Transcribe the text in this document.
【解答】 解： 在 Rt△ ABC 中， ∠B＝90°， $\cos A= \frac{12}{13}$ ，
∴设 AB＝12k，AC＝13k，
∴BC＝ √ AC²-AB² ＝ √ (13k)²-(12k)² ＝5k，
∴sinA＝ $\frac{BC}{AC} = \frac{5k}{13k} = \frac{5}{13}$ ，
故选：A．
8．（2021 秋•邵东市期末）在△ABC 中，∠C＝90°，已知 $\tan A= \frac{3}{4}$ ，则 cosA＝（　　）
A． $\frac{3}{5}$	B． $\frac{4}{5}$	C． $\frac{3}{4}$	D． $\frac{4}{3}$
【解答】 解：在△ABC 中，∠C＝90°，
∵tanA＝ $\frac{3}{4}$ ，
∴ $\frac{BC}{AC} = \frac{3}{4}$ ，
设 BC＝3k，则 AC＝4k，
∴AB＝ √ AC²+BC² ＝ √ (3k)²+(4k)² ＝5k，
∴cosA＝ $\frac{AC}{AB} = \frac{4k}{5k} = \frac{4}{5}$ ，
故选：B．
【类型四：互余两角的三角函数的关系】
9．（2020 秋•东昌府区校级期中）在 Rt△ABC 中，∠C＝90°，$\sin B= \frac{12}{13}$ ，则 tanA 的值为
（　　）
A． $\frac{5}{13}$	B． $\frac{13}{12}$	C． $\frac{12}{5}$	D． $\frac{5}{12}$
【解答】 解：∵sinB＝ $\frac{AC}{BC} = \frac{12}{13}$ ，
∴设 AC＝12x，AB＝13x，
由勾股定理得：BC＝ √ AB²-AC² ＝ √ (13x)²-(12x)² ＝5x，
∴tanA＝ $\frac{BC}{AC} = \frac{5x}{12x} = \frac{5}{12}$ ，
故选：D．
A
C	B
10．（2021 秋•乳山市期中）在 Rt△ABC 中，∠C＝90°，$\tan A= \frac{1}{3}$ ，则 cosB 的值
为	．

++++++++++

TASK GOAL -> Extract each line from the listing above, please, and repeat it exactly.

RESULT OF THIS TASK ->
Transcribe the text in this document.
【解答】 解： 在 Rt△ ABC 中， ∠B＝90°， $\cos A= \frac{12}{13}$ ，
∴设 AB＝12k，AC＝13k，
∴BC＝ √ AC²-AB² ＝ √ (13k)²-(12k)² ＝5k，
∴sinA＝ $\frac{BC}{AC} = \frac{5k}{13k} = \frac{5}{13}$ ，
故选：A．
8．（2021 秋•邵东市期末）在△ABC 中，∠C＝90°，已知 $\tan A= \frac{3}{4}$ ，则 cosA＝（　　）
A． $\frac{3}{5}$	B． $\frac{4}{5}$	C． $\frac{3}{4}$	D． $\frac{4}{3}$
【解答】 解：在△ABC 中，∠C＝90°，
∵tanA＝ $\frac{3}{4}$ ，
∴ $\frac{BC}{AC} = \frac{3}{4}$ ，
设 BC＝3k，则 AC＝4k，
∴AB＝ √ AC²+BC² ＝ √ (3k)²+(4k)² ＝5k，
∴cosA＝ $\frac{AC}{AB} = \frac{4k}{5k} = \frac{4}{5}$ ，
故选：B．
【类型四：互余两角的三角函数的关系】
9．（2020 秋•东昌府区校级期中）在 Rt△ABC 中，∠C＝90°，$\sin B= \frac{12}{13}$ ，则 tanA 的值为
（　　）
A． $\frac{5}{13}$	B． $\frac{13}{12}$	C． $\frac{12}{5}$	D． $\frac{5}{12}$
【解答】 解：∵sinB＝ $\frac{AC}{BC} = \frac{12}{13}$ ，
∴设 AC＝12x，AB＝13x，
由勾股定理得：BC＝ √ AB²-AC² ＝ √ (13x)²-(12x)² ＝5x，
∴tanA＝ $\frac{BC}{AC} = \frac{5x}{12x} = \frac{5}{12}$ ，
故选：D．
A
C	B
10．（2021 秋•乳山市期中）在 Rt△ABC 中，∠C＝90°，$\tan A= \frac{1}{3}$ ，则 cosB 的值
为	．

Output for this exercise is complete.